---- Listing

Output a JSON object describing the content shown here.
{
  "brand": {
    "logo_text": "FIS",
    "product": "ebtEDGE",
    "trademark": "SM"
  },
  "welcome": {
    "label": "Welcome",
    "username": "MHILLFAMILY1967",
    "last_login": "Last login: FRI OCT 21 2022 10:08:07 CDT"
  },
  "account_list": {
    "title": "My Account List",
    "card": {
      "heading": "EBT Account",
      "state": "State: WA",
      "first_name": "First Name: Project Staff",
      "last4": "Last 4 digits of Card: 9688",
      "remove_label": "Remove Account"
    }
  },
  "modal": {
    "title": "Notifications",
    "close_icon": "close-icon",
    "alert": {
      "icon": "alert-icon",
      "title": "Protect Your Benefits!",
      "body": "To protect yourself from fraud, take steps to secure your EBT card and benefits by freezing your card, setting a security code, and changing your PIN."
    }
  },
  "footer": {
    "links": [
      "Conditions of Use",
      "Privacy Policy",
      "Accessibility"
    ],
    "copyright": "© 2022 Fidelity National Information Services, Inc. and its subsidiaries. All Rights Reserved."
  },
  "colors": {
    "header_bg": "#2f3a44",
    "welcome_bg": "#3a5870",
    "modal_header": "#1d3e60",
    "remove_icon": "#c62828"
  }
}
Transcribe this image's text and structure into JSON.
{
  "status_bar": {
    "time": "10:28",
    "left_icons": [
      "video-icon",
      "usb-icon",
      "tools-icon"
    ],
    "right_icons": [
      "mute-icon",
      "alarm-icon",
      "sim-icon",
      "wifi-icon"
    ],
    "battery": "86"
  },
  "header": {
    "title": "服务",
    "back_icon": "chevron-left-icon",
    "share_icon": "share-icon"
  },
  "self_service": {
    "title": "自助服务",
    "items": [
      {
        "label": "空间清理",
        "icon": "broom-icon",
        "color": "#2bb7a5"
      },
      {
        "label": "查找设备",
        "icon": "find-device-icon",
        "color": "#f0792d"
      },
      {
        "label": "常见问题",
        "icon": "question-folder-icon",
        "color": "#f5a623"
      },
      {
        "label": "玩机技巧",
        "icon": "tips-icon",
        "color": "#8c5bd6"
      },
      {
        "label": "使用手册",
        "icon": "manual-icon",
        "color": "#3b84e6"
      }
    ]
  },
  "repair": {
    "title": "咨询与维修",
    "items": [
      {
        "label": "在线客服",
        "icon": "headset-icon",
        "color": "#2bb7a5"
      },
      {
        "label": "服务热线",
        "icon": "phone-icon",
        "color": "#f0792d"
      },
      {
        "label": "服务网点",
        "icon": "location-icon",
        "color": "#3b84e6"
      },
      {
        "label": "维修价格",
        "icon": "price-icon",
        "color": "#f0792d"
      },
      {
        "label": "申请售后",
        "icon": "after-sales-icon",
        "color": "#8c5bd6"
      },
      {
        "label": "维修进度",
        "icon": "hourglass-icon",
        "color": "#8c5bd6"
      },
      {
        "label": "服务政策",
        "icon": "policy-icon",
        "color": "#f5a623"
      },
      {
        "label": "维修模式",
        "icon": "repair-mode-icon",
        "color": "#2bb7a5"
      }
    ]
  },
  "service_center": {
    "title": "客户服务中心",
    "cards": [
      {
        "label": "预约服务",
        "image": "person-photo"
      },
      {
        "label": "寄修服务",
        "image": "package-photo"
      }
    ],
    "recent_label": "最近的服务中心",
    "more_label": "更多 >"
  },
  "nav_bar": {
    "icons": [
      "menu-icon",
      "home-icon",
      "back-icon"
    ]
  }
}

--------

Work to be completed: In the lines above, find each one with "JSON" and list it.

Answer to the task:
Output a JSON object describing the content shown here.
Transcribe this image's text and structure into JSON.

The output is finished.